#### [Supplied text]
╭──
Although known for his offense, the Celtics' Garrison Mathews shows off his defense on Orlando's R.J. Hampton Wednesday night.John Raoux/Associated Press

MIAMI — Garrison Mathews is likely one of four players battling for the Celtics’ final two roster spots, but his pedigree is not quite like those of the others.

Jabari Parker was a star at Duke before becoming a No. 2 overall draft pick. Bruno Fernando was a standout at Maryland and was chosen in the second round. Ryan Arcidiacono was the most outstanding player of the Final Four when he led Villanova to a national title, and though he was not drafted he eventually signed a three-year, $9 million deal with the Bulls.

On Thursday afternoon, Mathews stood in a hallway in the bowels of FTX Arena, shrugged his shoulders, and nodded as he recounted his path. He was not recruited by major Division I schools, so he went to Lipscomb and became the Atlantic Sun Conference’s player of the year as a senior in 2019. He was not drafted, so he signed a two-way deal with the Wizards and shot the ball so well he pushed into Washington’s regular rotation last season.

Now he is with the Celtics, and he is trying to make an NBA roster as a full-time player for the first time. He does not want to be counted out.


“Man, I’ve been an underdog forever — in college, here,” Mathews said. “I just try to do the best I can every day and come in with a good attitude and work as hard as I can, and that’s all I can do. It’s tough being an underdog, because everything you do is under a microscope. Your mistakes are looked at more. So you just try to limit those and be a great teammate.”

Mathews made 38.4 percent of his 3-pointers and scored 5.5 points per game for the Wizards last year. He said he was focused on being a safety valve for stars Bradley Beal and Russell Westbrook, occasionally pulling defenses in his direction with his long-range shooting.


Garrison Mathews averaged 5.5 points per game with the Wizards last season.Nick Wass

But he mostly slipped out of the rotation over the final few weeks of the season, stalling some of his progress.

“It was a good experience for me,” Mathews said. “I try to take my ego out of it, because when you start pouting when you get taken out of the rotation, that starts filling your head, and it definitely brings you down and makes it tough for you to thrive in this league.”
╰──
#### [The data]
╭──
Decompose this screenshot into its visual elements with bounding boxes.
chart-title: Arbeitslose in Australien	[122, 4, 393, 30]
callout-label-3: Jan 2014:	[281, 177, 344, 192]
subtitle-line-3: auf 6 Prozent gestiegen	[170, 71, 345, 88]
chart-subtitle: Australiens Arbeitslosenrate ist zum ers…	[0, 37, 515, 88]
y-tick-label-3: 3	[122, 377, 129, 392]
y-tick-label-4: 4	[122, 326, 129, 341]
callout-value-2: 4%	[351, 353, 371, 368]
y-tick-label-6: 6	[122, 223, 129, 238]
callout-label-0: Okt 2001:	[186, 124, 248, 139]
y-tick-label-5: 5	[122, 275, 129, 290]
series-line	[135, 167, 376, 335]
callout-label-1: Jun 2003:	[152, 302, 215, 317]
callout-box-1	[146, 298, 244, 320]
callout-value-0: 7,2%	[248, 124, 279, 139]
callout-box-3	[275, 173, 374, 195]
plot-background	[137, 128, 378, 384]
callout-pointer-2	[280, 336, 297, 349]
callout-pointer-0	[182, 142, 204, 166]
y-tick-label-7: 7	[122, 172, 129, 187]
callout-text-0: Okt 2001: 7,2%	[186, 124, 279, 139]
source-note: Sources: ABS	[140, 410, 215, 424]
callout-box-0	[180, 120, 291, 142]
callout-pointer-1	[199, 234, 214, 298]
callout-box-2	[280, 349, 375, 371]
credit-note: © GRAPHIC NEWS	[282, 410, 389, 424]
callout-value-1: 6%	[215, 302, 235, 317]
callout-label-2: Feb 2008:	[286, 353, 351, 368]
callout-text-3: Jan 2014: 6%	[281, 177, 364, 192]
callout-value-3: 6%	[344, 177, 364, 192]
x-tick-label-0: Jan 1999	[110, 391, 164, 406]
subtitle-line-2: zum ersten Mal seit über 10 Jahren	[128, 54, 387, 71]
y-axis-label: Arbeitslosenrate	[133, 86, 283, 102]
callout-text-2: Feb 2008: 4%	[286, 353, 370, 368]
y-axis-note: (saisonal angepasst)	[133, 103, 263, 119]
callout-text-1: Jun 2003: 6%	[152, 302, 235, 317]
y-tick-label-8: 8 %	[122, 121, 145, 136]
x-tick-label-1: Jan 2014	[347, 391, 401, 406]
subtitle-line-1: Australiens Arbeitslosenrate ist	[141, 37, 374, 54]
╰──
#### [Exercise tasks]
A – In the article about Garrison Mathews, what percentage of his 3-pointers did he make for the Wizards last year?
B – Pick up the article about Garrison Mathews after its final paragraph and keep writing it.
The records have no role here.

#### [Expected results]
A – 38.4 percent

B –
Mathews said he signed with the Celtics because he believed he was a good fit for their roster and that he would have a chance to make the team. He did not appear in Boston’s first two preseason games, and when he checked in during the first quarter of Wednesday’s game against the Magic, he looked like a player who believed his chances to make an impact were dwindling. He quickly forced two tough, deep, contested 3-pointers that missed.

He settled down after that, though, making two of his final five shots from beyond the arc, including a 4-point play.

“I’ve always tried to be an aggressive player and take shots when I see them,” Mathews said. “Sometimes I’ll take a couple of bad ones, which I shouldn’t. But I haven’t played a game in a while. It’s been six months. There’s some nerves, but there’s no excuses. I’m fighting for a spot so I need to come in and do the best I can.”


The Celtics also have an open two-way contract spot, and Mathews said he has yet to consider whether he would be interested in that chance if it is offered. For now, he’s focused on trying to make the team outright.

“He’s a guy that comes in and can be instant offense,” Celtics coach Ime Udoka said. “He’s got a quick trigger, deep range, and lets it fly. People know what he brings to the table and have to guard him. So he’s always that threat out there, not bashful at all, and very aggressive. He’s been that since Day One of camp, and you saw that yesterday.”